==== Data excerpts

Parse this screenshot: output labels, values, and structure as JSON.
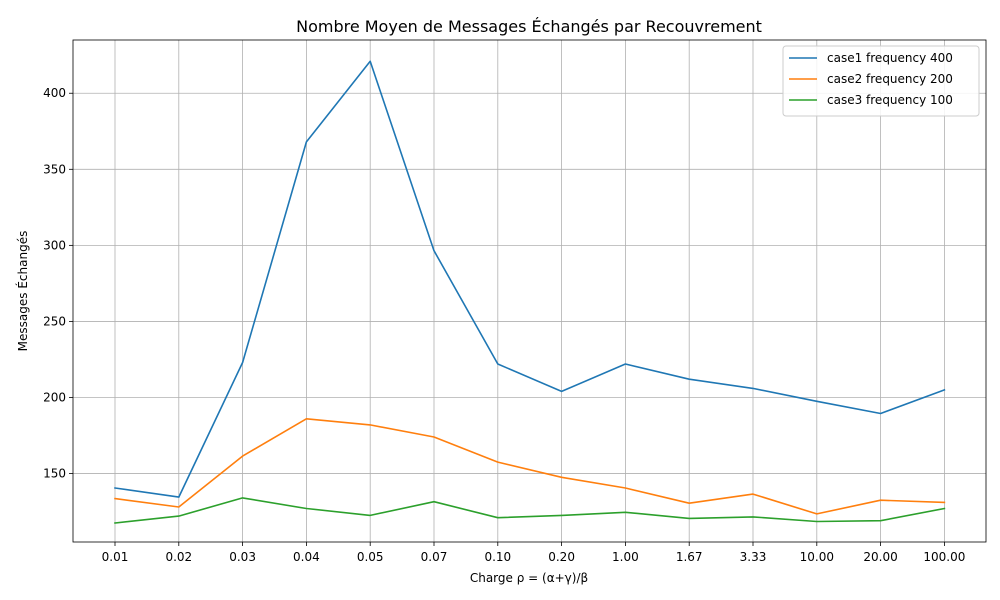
{
  "chart_data": {
    "type": "line",
    "title": "Nombre Moyen de Messages Échangés par Recouvrement",
    "xlabel": "Charge ρ = (α+γ)/β",
    "ylabel": "Messages Échangés",
    "categories": [
      "0.01",
      "0.02",
      "0.03",
      "0.04",
      "0.05",
      "0.07",
      "0.10",
      "0.20",
      "1.00",
      "1.67",
      "3.33",
      "10.00",
      "20.00",
      "100.00"
    ],
    "ylim": [
      105,
      435
    ],
    "yticks": [
      150,
      200,
      250,
      300,
      350,
      400
    ],
    "grid": true,
    "legend_position": "top-right",
    "series": [
      {
        "name": "case1 frequency 400",
        "color": "#1f77b4",
        "values": [
          140.5,
          134.5,
          223,
          368,
          421,
          296.5,
          222,
          204,
          222,
          212,
          206,
          197.5,
          189.5,
          205
        ]
      },
      {
        "name": "case2 frequency 200",
        "color": "#ff7f0e",
        "values": [
          133.5,
          128,
          161.5,
          186,
          182,
          174,
          157.5,
          147.5,
          140.5,
          130.5,
          136.5,
          123.5,
          132.5,
          131
        ]
      },
      {
        "name": "case3 frequency 100",
        "color": "#2ca02c",
        "values": [
          117.5,
          122,
          134,
          127,
          122.5,
          131.5,
          121,
          122.5,
          124.5,
          120.5,
          121.5,
          118.5,
          119,
          127
        ]
      }
    ]
  }
}
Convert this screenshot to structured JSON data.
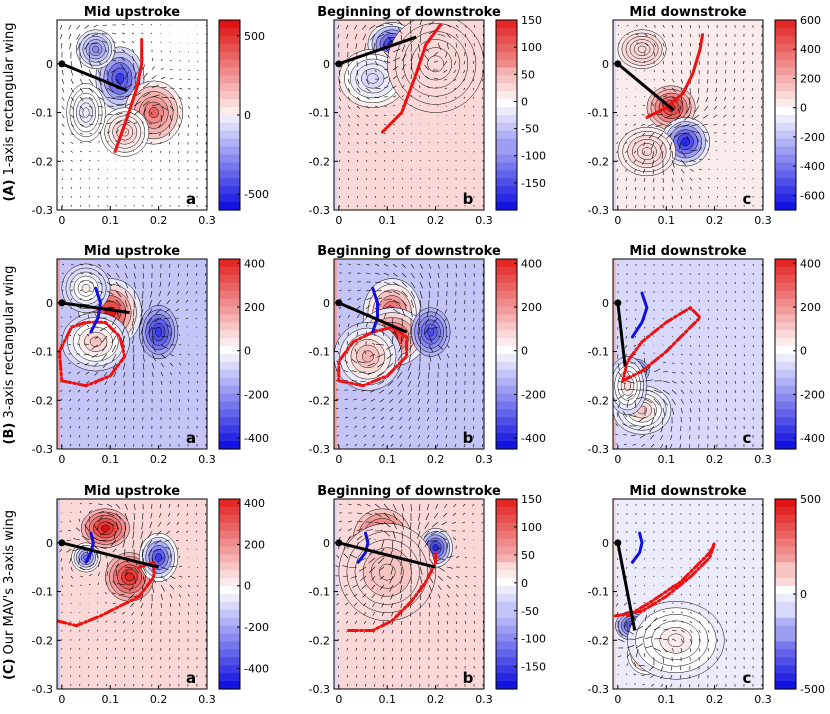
{
  "row_labels": [
    {
      "tag": "(A)",
      "text": "1-axis rectangular wing"
    },
    {
      "tag": "(B)",
      "text": "3-axis rectangular wing"
    },
    {
      "tag": "(C)",
      "text": "Our MAV's 3-axis wing"
    }
  ],
  "colors": {
    "positive": "#e01414",
    "negative": "#1414e0",
    "neutral": "#ffffff",
    "wing": "#000000",
    "trajectory_red": "#ee1111",
    "trajectory_blue": "#1111dd"
  },
  "chart_data": [
    {
      "type": "heatmap",
      "title": "Mid upstroke",
      "panel_letter": "a",
      "x_ticks": [
        "0",
        "0.1",
        "0.2",
        "0.3"
      ],
      "y_ticks": [
        "0",
        "-0.1",
        "-0.2",
        "-0.3"
      ],
      "xlim": [
        -0.01,
        0.3
      ],
      "ylim": [
        -0.3,
        0.09
      ],
      "colorbar": {
        "min": -600,
        "max": 600,
        "ticks": [
          500,
          0,
          -500
        ],
        "tick_labels": [
          "500",
          "0",
          "-500"
        ]
      },
      "background": 0,
      "blobs": [
        {
          "x": 0.12,
          "y": -0.03,
          "rx": 0.05,
          "ry": 0.065,
          "v": -500
        },
        {
          "x": 0.07,
          "y": 0.03,
          "rx": 0.04,
          "ry": 0.04,
          "v": -300
        },
        {
          "x": 0.19,
          "y": -0.1,
          "rx": 0.06,
          "ry": 0.065,
          "v": 380
        },
        {
          "x": 0.13,
          "y": -0.14,
          "rx": 0.05,
          "ry": 0.05,
          "v": 120
        },
        {
          "x": 0.05,
          "y": -0.1,
          "rx": 0.04,
          "ry": 0.06,
          "v": -40
        }
      ],
      "wing": [
        [
          0,
          0
        ],
        [
          0.135,
          -0.055
        ]
      ],
      "red_curve": [
        [
          0.11,
          -0.18
        ],
        [
          0.135,
          -0.11
        ],
        [
          0.155,
          -0.05
        ],
        [
          0.165,
          0.0
        ],
        [
          0.165,
          0.05
        ]
      ],
      "blue_curve": []
    },
    {
      "type": "heatmap",
      "title": "Beginning of downstroke",
      "panel_letter": "b",
      "x_ticks": [
        "0",
        "0.1",
        "0.2",
        "0.3"
      ],
      "y_ticks": [
        "0",
        "-0.1",
        "-0.2",
        "-0.3"
      ],
      "xlim": [
        -0.01,
        0.3
      ],
      "ylim": [
        -0.3,
        0.09
      ],
      "colorbar": {
        "min": -200,
        "max": 150,
        "ticks": [
          150,
          100,
          50,
          0,
          -50,
          -100,
          -150
        ],
        "tick_labels": [
          "150",
          "100",
          "50",
          "0",
          "-50",
          "-100",
          "-150"
        ]
      },
      "background": 20,
      "blobs": [
        {
          "x": 0.11,
          "y": 0.04,
          "rx": 0.05,
          "ry": 0.045,
          "v": -180
        },
        {
          "x": 0.07,
          "y": -0.03,
          "rx": 0.07,
          "ry": 0.06,
          "v": -40
        },
        {
          "x": 0.19,
          "y": 0.04,
          "rx": 0.05,
          "ry": 0.05,
          "v": 130
        },
        {
          "x": 0.2,
          "y": 0.0,
          "rx": 0.1,
          "ry": 0.1,
          "v": 30
        }
      ],
      "wing": [
        [
          0,
          0
        ],
        [
          0.16,
          0.055
        ]
      ],
      "red_curve": [
        [
          0.09,
          -0.14
        ],
        [
          0.13,
          -0.1
        ],
        [
          0.16,
          -0.02
        ],
        [
          0.18,
          0.04
        ],
        [
          0.21,
          0.08
        ]
      ],
      "blue_curve": []
    },
    {
      "type": "heatmap",
      "title": "Mid downstroke",
      "panel_letter": "c",
      "x_ticks": [
        "0",
        "0.1",
        "0.2",
        "0.3"
      ],
      "y_ticks": [
        "0",
        "-0.1",
        "-0.2",
        "-0.3"
      ],
      "xlim": [
        -0.01,
        0.3
      ],
      "ylim": [
        -0.3,
        0.09
      ],
      "colorbar": {
        "min": -700,
        "max": 600,
        "ticks": [
          600,
          400,
          200,
          0,
          -200,
          -400,
          -600
        ],
        "tick_labels": [
          "600",
          "400",
          "200",
          "0",
          "-200",
          "-400",
          "-600"
        ]
      },
      "background": 60,
      "blobs": [
        {
          "x": 0.11,
          "y": -0.09,
          "rx": 0.05,
          "ry": 0.045,
          "v": 550
        },
        {
          "x": 0.14,
          "y": -0.16,
          "rx": 0.05,
          "ry": 0.05,
          "v": -650
        },
        {
          "x": 0.06,
          "y": -0.18,
          "rx": 0.06,
          "ry": 0.05,
          "v": 100
        },
        {
          "x": 0.05,
          "y": 0.03,
          "rx": 0.05,
          "ry": 0.04,
          "v": 120
        }
      ],
      "wing": [
        [
          0,
          0
        ],
        [
          0.115,
          -0.095
        ]
      ],
      "red_curve": [
        [
          0.06,
          -0.11
        ],
        [
          0.1,
          -0.09
        ],
        [
          0.135,
          -0.06
        ],
        [
          0.155,
          -0.02
        ],
        [
          0.17,
          0.03
        ],
        [
          0.175,
          0.06
        ]
      ],
      "blue_curve": []
    },
    {
      "type": "heatmap",
      "title": "Mid upstroke",
      "panel_letter": "a",
      "x_ticks": [
        "0",
        "0.1",
        "0.2",
        "0.3"
      ],
      "y_ticks": [
        "0",
        "-0.1",
        "-0.2",
        "-0.3"
      ],
      "xlim": [
        -0.01,
        0.3
      ],
      "ylim": [
        -0.3,
        0.09
      ],
      "colorbar": {
        "min": -450,
        "max": 420,
        "ticks": [
          400,
          200,
          0,
          -200,
          -400
        ],
        "tick_labels": [
          "400",
          "200",
          "0",
          "-200",
          "-400"
        ]
      },
      "background": -110,
      "blobs": [
        {
          "x": 0.1,
          "y": -0.02,
          "rx": 0.065,
          "ry": 0.07,
          "v": 420
        },
        {
          "x": 0.07,
          "y": -0.08,
          "rx": 0.07,
          "ry": 0.06,
          "v": 120
        },
        {
          "x": 0.2,
          "y": -0.06,
          "rx": 0.04,
          "ry": 0.055,
          "v": -380
        },
        {
          "x": 0.05,
          "y": 0.03,
          "rx": 0.05,
          "ry": 0.05,
          "v": 40
        }
      ],
      "wing": [
        [
          0,
          0
        ],
        [
          0.14,
          -0.02
        ]
      ],
      "red_curve": [
        [
          0.0,
          -0.16
        ],
        [
          0.05,
          -0.17
        ],
        [
          0.1,
          -0.15
        ],
        [
          0.13,
          -0.11
        ],
        [
          0.12,
          -0.07
        ],
        [
          0.09,
          -0.04
        ],
        [
          0.05,
          -0.04
        ],
        [
          0.02,
          -0.05
        ],
        [
          -0.005,
          -0.1
        ],
        [
          0.0,
          -0.16
        ]
      ],
      "blue_curve": [
        [
          0.06,
          -0.06
        ],
        [
          0.075,
          -0.03
        ],
        [
          0.08,
          0.0
        ],
        [
          0.07,
          0.03
        ]
      ]
    },
    {
      "type": "heatmap",
      "title": "Beginning of downstroke",
      "panel_letter": "b",
      "x_ticks": [
        "0",
        "0.1",
        "0.2",
        "0.3"
      ],
      "y_ticks": [
        "0",
        "-0.1",
        "-0.2",
        "-0.3"
      ],
      "xlim": [
        -0.01,
        0.3
      ],
      "ylim": [
        -0.3,
        0.09
      ],
      "colorbar": {
        "min": -450,
        "max": 420,
        "ticks": [
          400,
          200,
          0,
          -200,
          -400
        ],
        "tick_labels": [
          "400",
          "200",
          "0",
          "-200",
          "-400"
        ]
      },
      "background": -110,
      "blobs": [
        {
          "x": 0.11,
          "y": -0.02,
          "rx": 0.06,
          "ry": 0.07,
          "v": 320
        },
        {
          "x": 0.11,
          "y": -0.07,
          "rx": 0.07,
          "ry": 0.06,
          "v": 380
        },
        {
          "x": 0.19,
          "y": -0.06,
          "rx": 0.04,
          "ry": 0.05,
          "v": -330
        },
        {
          "x": 0.06,
          "y": -0.11,
          "rx": 0.07,
          "ry": 0.07,
          "v": 150
        }
      ],
      "wing": [
        [
          0,
          0
        ],
        [
          0.14,
          -0.06
        ]
      ],
      "red_curve": [
        [
          0.0,
          -0.16
        ],
        [
          0.05,
          -0.17
        ],
        [
          0.1,
          -0.15
        ],
        [
          0.14,
          -0.11
        ],
        [
          0.14,
          -0.07
        ],
        [
          0.11,
          -0.05
        ],
        [
          0.07,
          -0.06
        ],
        [
          0.03,
          -0.08
        ],
        [
          0.0,
          -0.12
        ],
        [
          0.0,
          -0.16
        ]
      ],
      "blue_curve": [
        [
          0.07,
          -0.06
        ],
        [
          0.08,
          -0.03
        ],
        [
          0.08,
          0.0
        ],
        [
          0.07,
          0.03
        ]
      ]
    },
    {
      "type": "heatmap",
      "title": "Mid downstroke",
      "panel_letter": "c",
      "x_ticks": [
        "0",
        "0.1",
        "0.2",
        "0.3"
      ],
      "y_ticks": [
        "0",
        "-0.1",
        "-0.2",
        "-0.3"
      ],
      "xlim": [
        -0.01,
        0.3
      ],
      "ylim": [
        -0.3,
        0.09
      ],
      "colorbar": {
        "min": -450,
        "max": 420,
        "ticks": [
          400,
          200,
          0,
          -200,
          -400
        ],
        "tick_labels": [
          "400",
          "200",
          "0",
          "-200",
          "-400"
        ]
      },
      "background": -90,
      "blobs": [
        {
          "x": 0.035,
          "y": -0.14,
          "rx": 0.03,
          "ry": 0.025,
          "v": -420
        },
        {
          "x": 0.045,
          "y": -0.21,
          "rx": 0.035,
          "ry": 0.03,
          "v": 400
        },
        {
          "x": 0.05,
          "y": -0.22,
          "rx": 0.06,
          "ry": 0.05,
          "v": 120
        },
        {
          "x": 0.02,
          "y": -0.17,
          "rx": 0.04,
          "ry": 0.06,
          "v": 60
        }
      ],
      "wing": [
        [
          0,
          0
        ],
        [
          0.015,
          -0.13
        ]
      ],
      "red_curve": [
        [
          0.01,
          -0.16
        ],
        [
          0.05,
          -0.14
        ],
        [
          0.1,
          -0.1
        ],
        [
          0.15,
          -0.05
        ],
        [
          0.17,
          -0.03
        ],
        [
          0.15,
          -0.01
        ],
        [
          0.1,
          -0.04
        ],
        [
          0.05,
          -0.08
        ],
        [
          0.02,
          -0.12
        ],
        [
          0.01,
          -0.16
        ]
      ],
      "blue_curve": [
        [
          0.03,
          -0.07
        ],
        [
          0.05,
          -0.04
        ],
        [
          0.06,
          -0.01
        ],
        [
          0.05,
          0.02
        ]
      ]
    },
    {
      "type": "heatmap",
      "title": "Mid upstroke",
      "panel_letter": "a",
      "x_ticks": [
        "0",
        "0.1",
        "0.2",
        "0.3"
      ],
      "y_ticks": [
        "0",
        "-0.1",
        "-0.2",
        "-0.3"
      ],
      "xlim": [
        -0.01,
        0.3
      ],
      "ylim": [
        -0.3,
        0.09
      ],
      "colorbar": {
        "min": -500,
        "max": 420,
        "ticks": [
          400,
          200,
          0,
          -200,
          -400
        ],
        "tick_labels": [
          "400",
          "200",
          "0",
          "-200",
          "-400"
        ]
      },
      "background": 80,
      "blobs": [
        {
          "x": 0.09,
          "y": 0.03,
          "rx": 0.05,
          "ry": 0.04,
          "v": 420
        },
        {
          "x": 0.14,
          "y": -0.07,
          "rx": 0.05,
          "ry": 0.05,
          "v": 400
        },
        {
          "x": 0.2,
          "y": -0.03,
          "rx": 0.04,
          "ry": 0.05,
          "v": -420
        },
        {
          "x": 0.05,
          "y": -0.03,
          "rx": 0.03,
          "ry": 0.03,
          "v": -300
        }
      ],
      "wing": [
        [
          0,
          0
        ],
        [
          0.2,
          -0.05
        ]
      ],
      "red_curve": [
        [
          -0.01,
          -0.16
        ],
        [
          0.03,
          -0.17
        ],
        [
          0.08,
          -0.15
        ],
        [
          0.12,
          -0.13
        ],
        [
          0.16,
          -0.11
        ],
        [
          0.19,
          -0.07
        ],
        [
          0.19,
          -0.04
        ],
        [
          0.16,
          -0.05
        ]
      ],
      "blue_curve": [
        [
          0.05,
          -0.04
        ],
        [
          0.06,
          -0.02
        ],
        [
          0.065,
          0.0
        ],
        [
          0.06,
          0.02
        ]
      ]
    },
    {
      "type": "heatmap",
      "title": "Beginning of downstroke",
      "panel_letter": "b",
      "x_ticks": [
        "0",
        "0.1",
        "0.2",
        "0.3"
      ],
      "y_ticks": [
        "0",
        "-0.1",
        "-0.2",
        "-0.3"
      ],
      "xlim": [
        -0.01,
        0.3
      ],
      "ylim": [
        -0.3,
        0.09
      ],
      "colorbar": {
        "min": -190,
        "max": 150,
        "ticks": [
          150,
          100,
          50,
          0,
          -50,
          -100,
          -150
        ],
        "tick_labels": [
          "150",
          "100",
          "50",
          "0",
          "-50",
          "-100",
          "-150"
        ]
      },
      "background": 20,
      "blobs": [
        {
          "x": 0.09,
          "y": 0.01,
          "rx": 0.06,
          "ry": 0.06,
          "v": 140
        },
        {
          "x": 0.05,
          "y": -0.02,
          "rx": 0.04,
          "ry": 0.04,
          "v": 110
        },
        {
          "x": 0.2,
          "y": -0.01,
          "rx": 0.035,
          "ry": 0.04,
          "v": -170
        },
        {
          "x": 0.08,
          "y": -0.05,
          "rx": 0.05,
          "ry": 0.035,
          "v": -60
        },
        {
          "x": 0.1,
          "y": -0.06,
          "rx": 0.1,
          "ry": 0.1,
          "v": 40
        }
      ],
      "wing": [
        [
          0,
          0
        ],
        [
          0.2,
          -0.05
        ]
      ],
      "red_curve": [
        [
          0.02,
          -0.18
        ],
        [
          0.07,
          -0.18
        ],
        [
          0.11,
          -0.16
        ],
        [
          0.15,
          -0.12
        ],
        [
          0.18,
          -0.08
        ],
        [
          0.2,
          -0.04
        ],
        [
          0.2,
          -0.02
        ]
      ],
      "blue_curve": [
        [
          0.04,
          -0.04
        ],
        [
          0.055,
          -0.02
        ],
        [
          0.06,
          0.0
        ],
        [
          0.055,
          0.02
        ]
      ]
    },
    {
      "type": "heatmap",
      "title": "Mid downstroke",
      "panel_letter": "c",
      "x_ticks": [
        "0",
        "0.1",
        "0.2",
        "0.3"
      ],
      "y_ticks": [
        "0",
        "-0.1",
        "-0.2",
        "-0.3"
      ],
      "xlim": [
        -0.01,
        0.3
      ],
      "ylim": [
        -0.3,
        0.09
      ],
      "colorbar": {
        "min": -500,
        "max": 500,
        "ticks": [
          500,
          0,
          -500
        ],
        "tick_labels": [
          "500",
          "0",
          "-500"
        ]
      },
      "background": -60,
      "blobs": [
        {
          "x": 0.03,
          "y": -0.17,
          "rx": 0.035,
          "ry": 0.03,
          "v": -400
        },
        {
          "x": 0.06,
          "y": -0.23,
          "rx": 0.04,
          "ry": 0.04,
          "v": 400
        },
        {
          "x": 0.12,
          "y": -0.2,
          "rx": 0.1,
          "ry": 0.08,
          "v": 60
        }
      ],
      "wing": [
        [
          0,
          0
        ],
        [
          0.035,
          -0.18
        ]
      ],
      "red_curve": [
        [
          -0.005,
          -0.15
        ],
        [
          0.05,
          -0.14
        ],
        [
          0.1,
          -0.11
        ],
        [
          0.15,
          -0.07
        ],
        [
          0.19,
          -0.03
        ],
        [
          0.2,
          0.0
        ],
        [
          0.19,
          -0.02
        ],
        [
          0.13,
          -0.08
        ],
        [
          0.07,
          -0.12
        ],
        [
          0.02,
          -0.15
        ]
      ],
      "blue_curve": [
        [
          0.03,
          -0.04
        ],
        [
          0.045,
          -0.02
        ],
        [
          0.05,
          0.0
        ],
        [
          0.045,
          0.02
        ]
      ]
    }
  ]
}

========

Tell how many lines of the data include the word "rectangular", and nothing else.

**Solution for this exercise**:
2